RECORDS SHOWN:

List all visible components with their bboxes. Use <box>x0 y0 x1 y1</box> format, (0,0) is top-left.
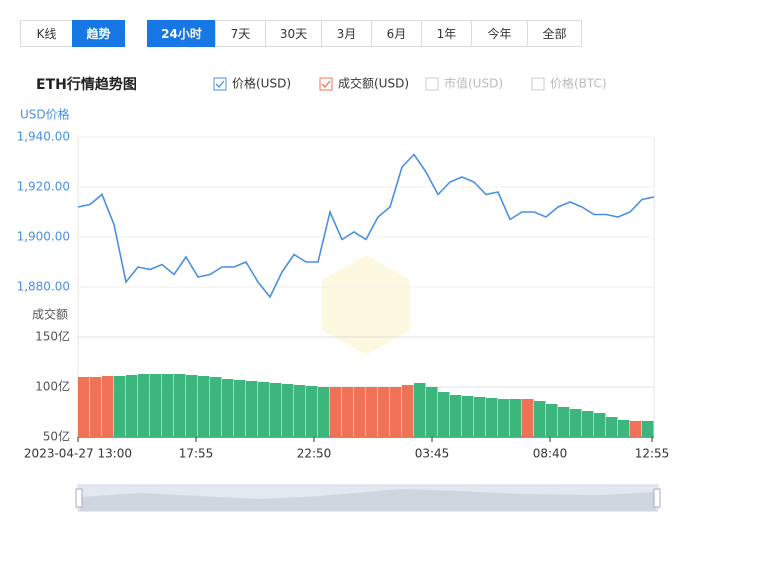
y2-tick-label: 100亿 <box>35 379 70 394</box>
x-tick-label: 2023-04-27 13:00 <box>24 447 132 461</box>
volume-bar <box>78 377 90 437</box>
volume-bar <box>354 387 366 437</box>
volume-bar <box>378 387 390 437</box>
volume-bar <box>342 387 354 437</box>
volume-bar <box>570 409 582 437</box>
y2-tick-label: 50亿 <box>43 429 70 444</box>
y-tick-label: 1,900.00 <box>17 230 70 244</box>
chart-title: ETH行情趋势图 <box>36 76 137 93</box>
volume-bar <box>222 379 234 437</box>
volume-bar <box>582 411 594 437</box>
volume-bar <box>450 395 462 437</box>
range-button[interactable]: 全部 <box>527 20 582 47</box>
x-tick-label: 12:55 <box>635 447 670 461</box>
volume-bar <box>246 381 258 437</box>
legend-item[interactable]: 价格(BTC) <box>531 76 607 91</box>
price-line <box>77 153 655 299</box>
navigator-preview <box>80 489 656 511</box>
volume-bar <box>534 401 546 437</box>
legend-checkbox[interactable] <box>425 77 439 91</box>
legend-item[interactable]: 成交额(USD) <box>319 76 409 91</box>
volume-bar <box>618 420 630 437</box>
legend-checkbox[interactable] <box>531 77 545 91</box>
tab[interactable]: 趋势 <box>72 20 125 47</box>
volume-bar <box>462 396 474 437</box>
legend-item[interactable]: 价格(USD) <box>213 76 291 91</box>
range-button[interactable]: 30天 <box>265 20 322 47</box>
tab[interactable]: K线 <box>20 20 73 47</box>
y-tick-label: 1,920.00 <box>17 180 70 194</box>
volume-bar <box>162 374 174 437</box>
y2-tick-label: 150亿 <box>35 329 70 344</box>
volume-bar <box>438 392 450 437</box>
y-tick-label: 1,940.00 <box>17 130 70 144</box>
range-button[interactable]: 1年 <box>421 20 472 47</box>
volume-bar <box>210 377 222 437</box>
volume-bar <box>306 386 318 437</box>
volume-bar <box>138 374 150 437</box>
legend-label: 成交额(USD) <box>338 76 409 91</box>
range-button[interactable]: 6月 <box>371 20 422 47</box>
volume-bar <box>318 387 330 437</box>
legend-check <box>321 80 331 88</box>
volume-bar <box>606 417 618 437</box>
y-tick-label: 1,880.00 <box>17 280 70 294</box>
legend-checkbox[interactable] <box>213 77 227 91</box>
volume-bar <box>474 397 486 437</box>
volume-bar <box>126 375 138 437</box>
navigator-handle[interactable] <box>653 488 661 508</box>
volume-bar <box>258 382 270 437</box>
range-button[interactable]: 今年 <box>471 20 528 47</box>
x-tick-label: 22:50 <box>297 447 332 461</box>
volume-bar <box>150 374 162 437</box>
volume-bar <box>198 376 210 437</box>
volume-bar <box>486 398 498 437</box>
volume-bar <box>282 384 294 437</box>
volume-bar <box>522 399 534 437</box>
volume-bar <box>366 387 378 437</box>
volume-bar <box>234 380 246 437</box>
legend-item[interactable]: 市值(USD) <box>425 76 503 91</box>
volume-bar <box>330 387 342 437</box>
volume-bar <box>426 387 438 437</box>
volume-bar <box>174 374 186 437</box>
volume-bar <box>114 376 126 437</box>
volume-bar <box>630 421 642 437</box>
x-tick-label: 17:55 <box>179 447 214 461</box>
volume-bar <box>510 399 522 437</box>
legend-checkbox[interactable] <box>319 77 333 91</box>
legend-check <box>215 80 225 88</box>
volume-bar <box>594 413 606 437</box>
volume-bar <box>558 407 570 437</box>
watermark <box>322 255 410 355</box>
y-axis-label: USD价格 <box>20 107 70 122</box>
volume-bar <box>390 387 402 437</box>
navigator-handle[interactable] <box>75 488 83 508</box>
range-button[interactable]: 24小时 <box>147 20 216 47</box>
volume-bar <box>186 375 198 437</box>
volume-bar <box>90 377 102 437</box>
volume-bar <box>642 421 654 437</box>
volume-bar <box>270 383 282 437</box>
x-tick-label: 08:40 <box>533 447 568 461</box>
volume-bar <box>294 385 306 437</box>
x-tick-label: 03:45 <box>415 447 450 461</box>
volume-bar <box>102 376 114 437</box>
volume-bar <box>498 399 510 437</box>
volume-bar <box>402 385 414 437</box>
legend-label: 价格(USD) <box>232 76 291 91</box>
y2-axis-label: 成交额 <box>32 307 68 322</box>
legend-label: 价格(BTC) <box>550 76 607 91</box>
volume-bar <box>414 383 426 437</box>
legend-label: 市值(USD) <box>444 76 503 91</box>
volume-bar <box>546 404 558 437</box>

GIVEN INSTRUCTION: Transcribe the entries above exactly, covering everything from the line that contains "y2-tick-label: 100亿 <box>35 379 70 394</box>" down to the line that contains "price-line <box>77 153 655 299</box>", with both of those lines included.

COMPLETE OUTPUT:
y2-tick-label: 100亿 <box>35 379 70 394</box>
x-tick-label: 2023-04-27 13:00 <box>24 447 132 461</box>
volume-bar <box>78 377 90 437</box>
volume-bar <box>354 387 366 437</box>
volume-bar <box>378 387 390 437</box>
volume-bar <box>342 387 354 437</box>
volume-bar <box>570 409 582 437</box>
y2-tick-label: 50亿 <box>43 429 70 444</box>
y-tick-label: 1,900.00 <box>17 230 70 244</box>
chart-title: ETH行情趋势图 <box>36 76 137 93</box>
volume-bar <box>222 379 234 437</box>
volume-bar <box>582 411 594 437</box>
volume-bar <box>450 395 462 437</box>
range-button[interactable]: 全部 <box>527 20 582 47</box>
x-tick-label: 12:55 <box>635 447 670 461</box>
volume-bar <box>246 381 258 437</box>
legend-item[interactable]: 价格(BTC) <box>531 76 607 91</box>
price-line <box>77 153 655 299</box>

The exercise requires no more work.